═══ DATA SUPPLIED
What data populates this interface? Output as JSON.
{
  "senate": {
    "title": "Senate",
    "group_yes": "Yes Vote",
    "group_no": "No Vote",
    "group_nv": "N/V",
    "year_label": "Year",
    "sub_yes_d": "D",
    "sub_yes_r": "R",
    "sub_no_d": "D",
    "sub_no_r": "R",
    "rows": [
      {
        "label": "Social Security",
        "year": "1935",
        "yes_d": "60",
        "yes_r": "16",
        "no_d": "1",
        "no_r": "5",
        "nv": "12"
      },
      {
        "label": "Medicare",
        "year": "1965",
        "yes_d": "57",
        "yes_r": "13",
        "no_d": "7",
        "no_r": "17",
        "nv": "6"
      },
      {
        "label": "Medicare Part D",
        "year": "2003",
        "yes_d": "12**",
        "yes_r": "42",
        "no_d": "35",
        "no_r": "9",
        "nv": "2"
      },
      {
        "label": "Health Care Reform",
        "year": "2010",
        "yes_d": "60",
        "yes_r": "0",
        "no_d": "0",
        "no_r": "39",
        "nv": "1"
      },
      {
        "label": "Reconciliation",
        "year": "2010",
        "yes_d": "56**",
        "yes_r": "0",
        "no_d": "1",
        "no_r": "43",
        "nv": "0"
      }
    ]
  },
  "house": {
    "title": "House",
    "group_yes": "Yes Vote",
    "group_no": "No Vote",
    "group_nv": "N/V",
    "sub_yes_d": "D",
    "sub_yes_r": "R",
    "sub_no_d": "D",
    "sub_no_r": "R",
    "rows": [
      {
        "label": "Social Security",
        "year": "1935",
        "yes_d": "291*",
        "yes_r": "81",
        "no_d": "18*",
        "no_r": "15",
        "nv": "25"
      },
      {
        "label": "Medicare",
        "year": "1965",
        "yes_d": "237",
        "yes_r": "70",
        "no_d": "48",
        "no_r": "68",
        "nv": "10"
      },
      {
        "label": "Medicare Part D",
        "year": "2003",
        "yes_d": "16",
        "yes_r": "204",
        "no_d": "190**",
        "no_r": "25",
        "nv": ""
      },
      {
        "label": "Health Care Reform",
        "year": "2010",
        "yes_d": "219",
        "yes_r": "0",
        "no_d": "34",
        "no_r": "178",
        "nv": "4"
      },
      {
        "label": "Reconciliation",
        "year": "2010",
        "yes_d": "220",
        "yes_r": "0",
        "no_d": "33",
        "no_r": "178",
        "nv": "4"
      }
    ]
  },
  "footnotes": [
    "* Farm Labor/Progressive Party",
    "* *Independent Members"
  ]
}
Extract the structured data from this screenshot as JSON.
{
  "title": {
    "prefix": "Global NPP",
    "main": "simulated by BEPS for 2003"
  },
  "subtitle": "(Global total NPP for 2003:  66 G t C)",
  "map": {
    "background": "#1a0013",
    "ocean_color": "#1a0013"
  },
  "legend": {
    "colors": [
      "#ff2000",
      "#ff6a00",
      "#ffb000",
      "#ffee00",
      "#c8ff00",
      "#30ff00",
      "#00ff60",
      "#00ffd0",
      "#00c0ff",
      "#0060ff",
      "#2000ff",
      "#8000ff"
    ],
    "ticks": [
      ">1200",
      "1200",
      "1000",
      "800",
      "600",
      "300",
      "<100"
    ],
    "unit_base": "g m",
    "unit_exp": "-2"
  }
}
══════
═══ DATA SUPPLIED
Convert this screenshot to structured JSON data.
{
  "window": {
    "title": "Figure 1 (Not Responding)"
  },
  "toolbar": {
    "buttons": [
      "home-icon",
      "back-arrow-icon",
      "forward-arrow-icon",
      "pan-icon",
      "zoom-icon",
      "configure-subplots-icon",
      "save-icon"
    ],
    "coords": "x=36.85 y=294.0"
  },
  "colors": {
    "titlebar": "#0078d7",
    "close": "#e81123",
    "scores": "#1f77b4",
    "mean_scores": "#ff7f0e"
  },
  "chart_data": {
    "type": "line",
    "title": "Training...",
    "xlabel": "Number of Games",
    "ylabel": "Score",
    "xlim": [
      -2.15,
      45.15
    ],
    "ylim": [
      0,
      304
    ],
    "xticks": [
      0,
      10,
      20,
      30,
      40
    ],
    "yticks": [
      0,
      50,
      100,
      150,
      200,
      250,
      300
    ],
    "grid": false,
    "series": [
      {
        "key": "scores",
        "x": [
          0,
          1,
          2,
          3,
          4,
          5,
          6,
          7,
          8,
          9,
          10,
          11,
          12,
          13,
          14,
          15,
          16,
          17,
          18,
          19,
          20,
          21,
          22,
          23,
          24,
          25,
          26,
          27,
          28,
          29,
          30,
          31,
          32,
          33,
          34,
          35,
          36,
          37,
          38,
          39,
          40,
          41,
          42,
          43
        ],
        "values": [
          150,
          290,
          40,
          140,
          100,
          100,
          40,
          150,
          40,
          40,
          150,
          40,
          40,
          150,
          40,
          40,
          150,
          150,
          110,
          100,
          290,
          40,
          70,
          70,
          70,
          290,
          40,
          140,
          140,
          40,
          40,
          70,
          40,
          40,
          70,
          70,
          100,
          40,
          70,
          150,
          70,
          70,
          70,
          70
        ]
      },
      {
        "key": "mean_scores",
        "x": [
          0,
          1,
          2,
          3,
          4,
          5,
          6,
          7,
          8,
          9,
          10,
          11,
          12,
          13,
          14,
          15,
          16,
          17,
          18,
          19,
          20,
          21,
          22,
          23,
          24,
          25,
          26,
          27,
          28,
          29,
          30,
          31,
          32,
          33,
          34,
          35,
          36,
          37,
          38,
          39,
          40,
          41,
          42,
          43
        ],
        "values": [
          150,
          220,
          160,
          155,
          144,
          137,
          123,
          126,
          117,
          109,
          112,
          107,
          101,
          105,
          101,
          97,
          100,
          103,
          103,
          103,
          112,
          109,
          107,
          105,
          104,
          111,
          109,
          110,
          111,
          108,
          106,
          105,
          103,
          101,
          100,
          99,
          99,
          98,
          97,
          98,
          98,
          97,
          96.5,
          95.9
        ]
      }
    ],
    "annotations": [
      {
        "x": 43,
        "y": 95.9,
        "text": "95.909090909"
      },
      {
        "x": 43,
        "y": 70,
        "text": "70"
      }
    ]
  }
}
══════
═══ DATA SUPPLIED
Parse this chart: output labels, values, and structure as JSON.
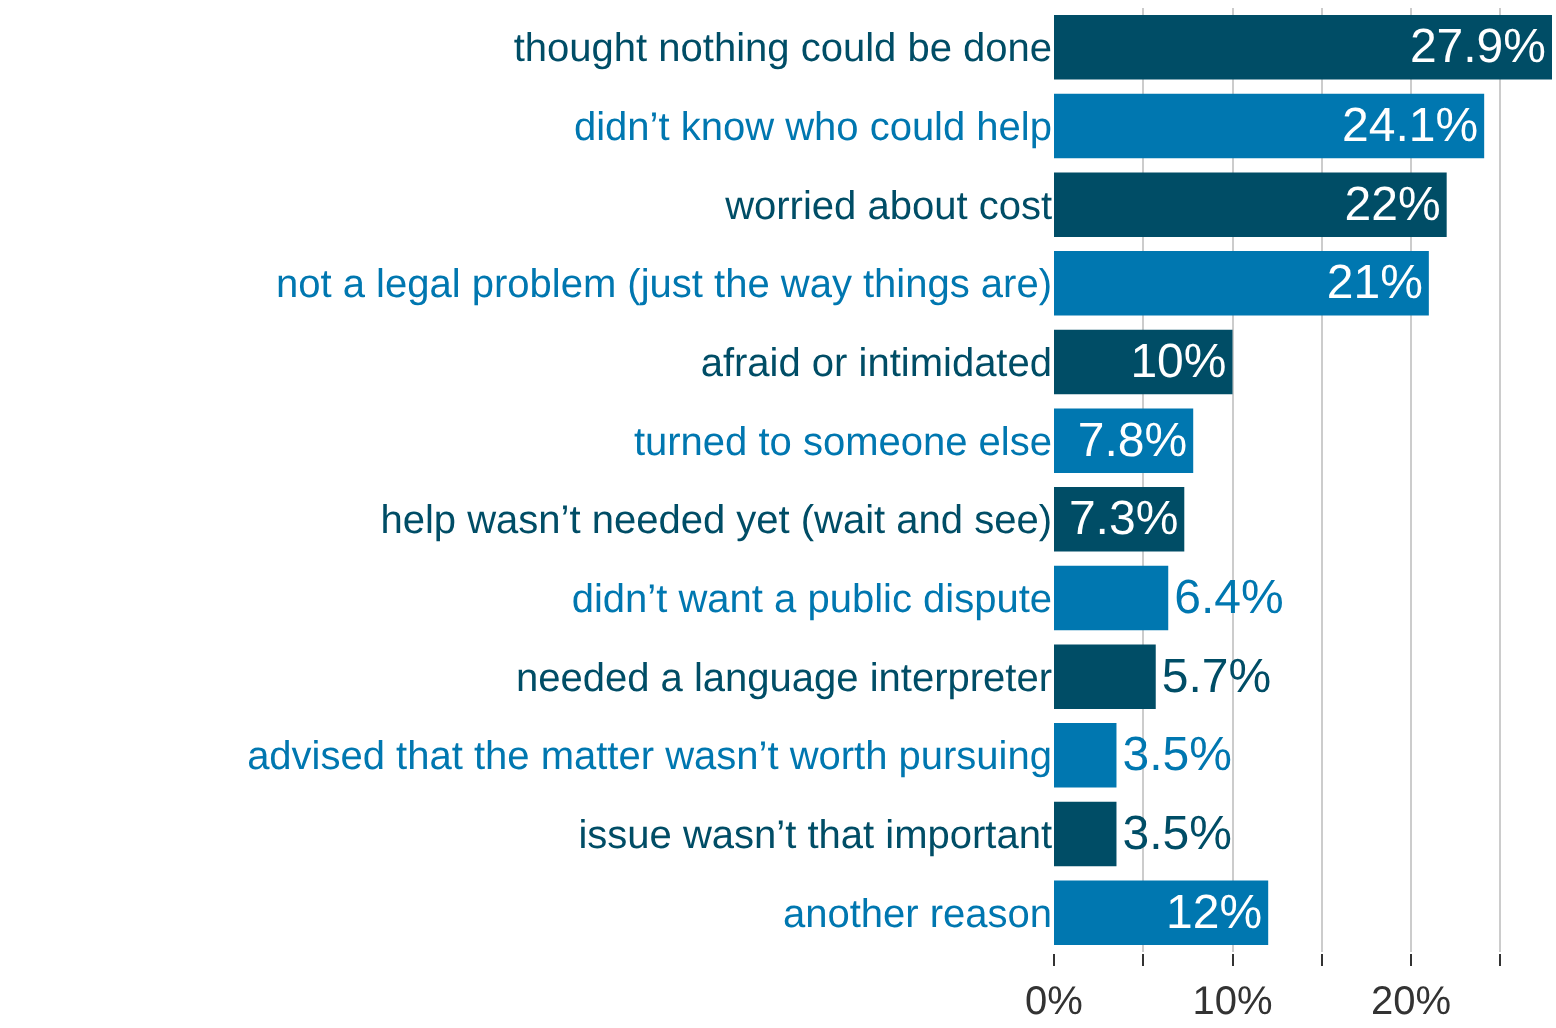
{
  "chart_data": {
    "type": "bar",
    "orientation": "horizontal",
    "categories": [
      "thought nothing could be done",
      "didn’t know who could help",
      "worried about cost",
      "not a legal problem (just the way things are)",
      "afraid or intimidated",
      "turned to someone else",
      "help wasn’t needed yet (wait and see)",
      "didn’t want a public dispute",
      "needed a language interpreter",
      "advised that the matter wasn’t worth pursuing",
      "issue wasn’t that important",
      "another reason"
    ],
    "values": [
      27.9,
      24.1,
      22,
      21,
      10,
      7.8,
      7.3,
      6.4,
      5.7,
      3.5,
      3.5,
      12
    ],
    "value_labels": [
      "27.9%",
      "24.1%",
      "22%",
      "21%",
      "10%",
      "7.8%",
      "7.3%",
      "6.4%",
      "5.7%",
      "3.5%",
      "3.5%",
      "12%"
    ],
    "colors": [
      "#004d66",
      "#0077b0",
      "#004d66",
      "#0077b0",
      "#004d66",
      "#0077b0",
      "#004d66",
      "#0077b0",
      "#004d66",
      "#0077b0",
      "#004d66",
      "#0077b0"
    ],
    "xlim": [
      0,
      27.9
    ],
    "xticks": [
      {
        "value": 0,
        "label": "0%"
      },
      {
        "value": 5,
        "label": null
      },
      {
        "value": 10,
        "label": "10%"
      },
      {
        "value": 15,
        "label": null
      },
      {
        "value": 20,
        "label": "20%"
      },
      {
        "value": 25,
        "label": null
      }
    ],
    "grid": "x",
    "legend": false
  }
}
══════
■ WORK REQUIRED:
Report the number of lines that include the string "wasn"; return nothing but the count.

■ ANSWER IN FULL:
3